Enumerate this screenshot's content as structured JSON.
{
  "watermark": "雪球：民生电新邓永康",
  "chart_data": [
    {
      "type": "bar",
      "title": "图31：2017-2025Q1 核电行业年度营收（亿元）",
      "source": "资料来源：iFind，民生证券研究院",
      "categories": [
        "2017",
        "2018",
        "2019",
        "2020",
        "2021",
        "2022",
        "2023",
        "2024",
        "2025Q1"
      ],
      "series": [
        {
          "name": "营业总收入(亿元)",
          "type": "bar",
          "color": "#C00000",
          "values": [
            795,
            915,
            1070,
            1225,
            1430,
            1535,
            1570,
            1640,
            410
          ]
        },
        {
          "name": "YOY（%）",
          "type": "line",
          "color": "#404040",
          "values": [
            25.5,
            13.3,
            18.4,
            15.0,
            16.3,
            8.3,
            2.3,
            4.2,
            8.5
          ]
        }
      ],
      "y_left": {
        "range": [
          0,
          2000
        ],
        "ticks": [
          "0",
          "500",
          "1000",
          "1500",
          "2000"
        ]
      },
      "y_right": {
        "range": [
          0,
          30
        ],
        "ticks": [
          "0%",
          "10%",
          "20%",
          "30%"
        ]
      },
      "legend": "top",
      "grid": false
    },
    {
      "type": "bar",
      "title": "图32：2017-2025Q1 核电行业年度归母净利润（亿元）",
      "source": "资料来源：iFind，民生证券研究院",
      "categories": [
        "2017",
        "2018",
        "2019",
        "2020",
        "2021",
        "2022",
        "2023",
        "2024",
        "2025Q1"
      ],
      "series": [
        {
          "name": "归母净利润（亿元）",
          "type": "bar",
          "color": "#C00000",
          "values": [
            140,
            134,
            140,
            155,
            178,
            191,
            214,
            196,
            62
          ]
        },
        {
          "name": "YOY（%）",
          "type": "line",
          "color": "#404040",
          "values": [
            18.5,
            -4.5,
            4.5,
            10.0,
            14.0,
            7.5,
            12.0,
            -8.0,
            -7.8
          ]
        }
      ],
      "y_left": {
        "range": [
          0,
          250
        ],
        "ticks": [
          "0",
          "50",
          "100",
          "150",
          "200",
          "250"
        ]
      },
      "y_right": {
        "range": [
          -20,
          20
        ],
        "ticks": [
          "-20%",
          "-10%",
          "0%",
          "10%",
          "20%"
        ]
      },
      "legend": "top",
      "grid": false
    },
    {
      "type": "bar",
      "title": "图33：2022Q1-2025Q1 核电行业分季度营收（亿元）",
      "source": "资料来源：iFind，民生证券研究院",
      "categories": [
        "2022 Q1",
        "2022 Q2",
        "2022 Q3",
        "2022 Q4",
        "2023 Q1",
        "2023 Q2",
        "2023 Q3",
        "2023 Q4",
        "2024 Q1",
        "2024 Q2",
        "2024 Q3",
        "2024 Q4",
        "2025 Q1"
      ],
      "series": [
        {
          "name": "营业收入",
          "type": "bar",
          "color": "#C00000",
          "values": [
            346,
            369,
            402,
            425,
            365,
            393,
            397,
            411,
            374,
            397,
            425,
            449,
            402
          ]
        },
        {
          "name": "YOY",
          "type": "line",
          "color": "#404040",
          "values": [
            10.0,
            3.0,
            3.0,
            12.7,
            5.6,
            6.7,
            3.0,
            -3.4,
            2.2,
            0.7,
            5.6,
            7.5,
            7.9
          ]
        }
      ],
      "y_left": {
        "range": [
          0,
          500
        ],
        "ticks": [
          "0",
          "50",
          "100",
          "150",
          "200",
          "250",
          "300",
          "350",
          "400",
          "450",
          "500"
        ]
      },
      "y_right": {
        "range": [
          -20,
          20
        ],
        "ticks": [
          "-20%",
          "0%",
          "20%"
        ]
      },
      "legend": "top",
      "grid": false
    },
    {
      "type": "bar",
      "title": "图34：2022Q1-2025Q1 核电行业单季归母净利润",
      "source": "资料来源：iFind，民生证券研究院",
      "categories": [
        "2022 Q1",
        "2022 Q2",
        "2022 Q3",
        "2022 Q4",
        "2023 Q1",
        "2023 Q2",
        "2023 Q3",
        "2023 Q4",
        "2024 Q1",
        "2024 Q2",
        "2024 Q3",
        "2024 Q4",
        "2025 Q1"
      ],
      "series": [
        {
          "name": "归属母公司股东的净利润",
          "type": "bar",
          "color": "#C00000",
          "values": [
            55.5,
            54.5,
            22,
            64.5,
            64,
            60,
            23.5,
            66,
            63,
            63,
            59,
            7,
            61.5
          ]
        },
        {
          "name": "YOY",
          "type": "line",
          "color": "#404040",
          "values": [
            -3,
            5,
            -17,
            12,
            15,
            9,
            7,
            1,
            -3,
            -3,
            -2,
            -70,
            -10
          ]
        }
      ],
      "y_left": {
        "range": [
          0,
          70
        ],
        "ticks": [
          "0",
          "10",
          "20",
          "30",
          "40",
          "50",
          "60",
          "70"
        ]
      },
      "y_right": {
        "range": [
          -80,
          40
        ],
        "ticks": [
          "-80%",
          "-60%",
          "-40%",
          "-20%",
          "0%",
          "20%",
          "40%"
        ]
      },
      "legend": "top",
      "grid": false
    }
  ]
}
:::
* **Set exercise**
Check each line above for the string "name" and report how many lines have it, giving only the number.

* **Task response**
8